◆ **Exercise task**: Write out the material exactly. Do not include the pictures.

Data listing

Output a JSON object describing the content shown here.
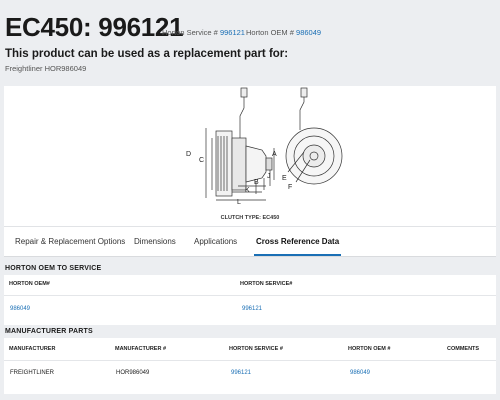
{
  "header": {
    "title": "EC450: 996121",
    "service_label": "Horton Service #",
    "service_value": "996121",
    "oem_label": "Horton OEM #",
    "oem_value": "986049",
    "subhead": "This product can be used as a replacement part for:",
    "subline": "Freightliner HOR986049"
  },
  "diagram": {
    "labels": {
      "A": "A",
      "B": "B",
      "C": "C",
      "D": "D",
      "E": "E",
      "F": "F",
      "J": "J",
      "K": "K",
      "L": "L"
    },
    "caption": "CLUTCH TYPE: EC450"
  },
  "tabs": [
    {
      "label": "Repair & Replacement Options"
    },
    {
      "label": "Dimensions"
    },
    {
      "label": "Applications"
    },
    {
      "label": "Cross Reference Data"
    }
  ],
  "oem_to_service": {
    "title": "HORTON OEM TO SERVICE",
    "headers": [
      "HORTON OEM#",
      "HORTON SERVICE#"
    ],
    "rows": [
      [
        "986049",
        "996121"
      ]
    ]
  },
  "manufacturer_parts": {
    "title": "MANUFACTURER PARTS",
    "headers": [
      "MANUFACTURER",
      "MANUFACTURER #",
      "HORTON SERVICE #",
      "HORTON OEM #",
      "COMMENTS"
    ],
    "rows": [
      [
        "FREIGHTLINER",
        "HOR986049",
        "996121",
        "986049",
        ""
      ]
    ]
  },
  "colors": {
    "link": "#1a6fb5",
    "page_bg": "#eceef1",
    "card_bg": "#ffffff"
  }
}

◆ **Final answer**:
Output a JSON object describing the content shown here.
{
  "header": {
    "title": "EC450: 996121",
    "service_label": "Horton Service #",
    "service_value": "996121",
    "oem_label": "Horton OEM #",
    "oem_value": "986049",
    "subhead": "This product can be used as a replacement part for:",
    "subline": "Freightliner HOR986049"
  },
  "diagram": {
    "labels": {
      "A": "A",
      "B": "B",
      "C": "C",
      "D": "D",
      "E": "E",
      "F": "F",
      "J": "J",
      "K": "K",
      "L": "L"
    },
    "caption": "CLUTCH TYPE: EC450"
  },
  "tabs": [
    {
      "label": "Repair & Replacement Options"
    },
    {
      "label": "Dimensions"
    },
    {
      "label": "Applications"
    },
    {
      "label": "Cross Reference Data"
    }
  ],
  "oem_to_service": {
    "title": "HORTON OEM TO SERVICE",
    "headers": [
      "HORTON OEM#",
      "HORTON SERVICE#"
    ],
    "rows": [
      [
        "986049",
        "996121"
      ]
    ]
  },
  "manufacturer_parts": {
    "title": "MANUFACTURER PARTS",
    "headers": [
      "MANUFACTURER",
      "MANUFACTURER #",
      "HORTON SERVICE #",
      "HORTON OEM #",
      "COMMENTS"
    ],
    "rows": [
      [
        "FREIGHTLINER",
        "HOR986049",
        "996121",
        "986049",
        ""
      ]
    ]
  },
  "colors": {
    "link": "#1a6fb5",
    "page_bg": "#eceef1",
    "card_bg": "#ffffff"
  }
}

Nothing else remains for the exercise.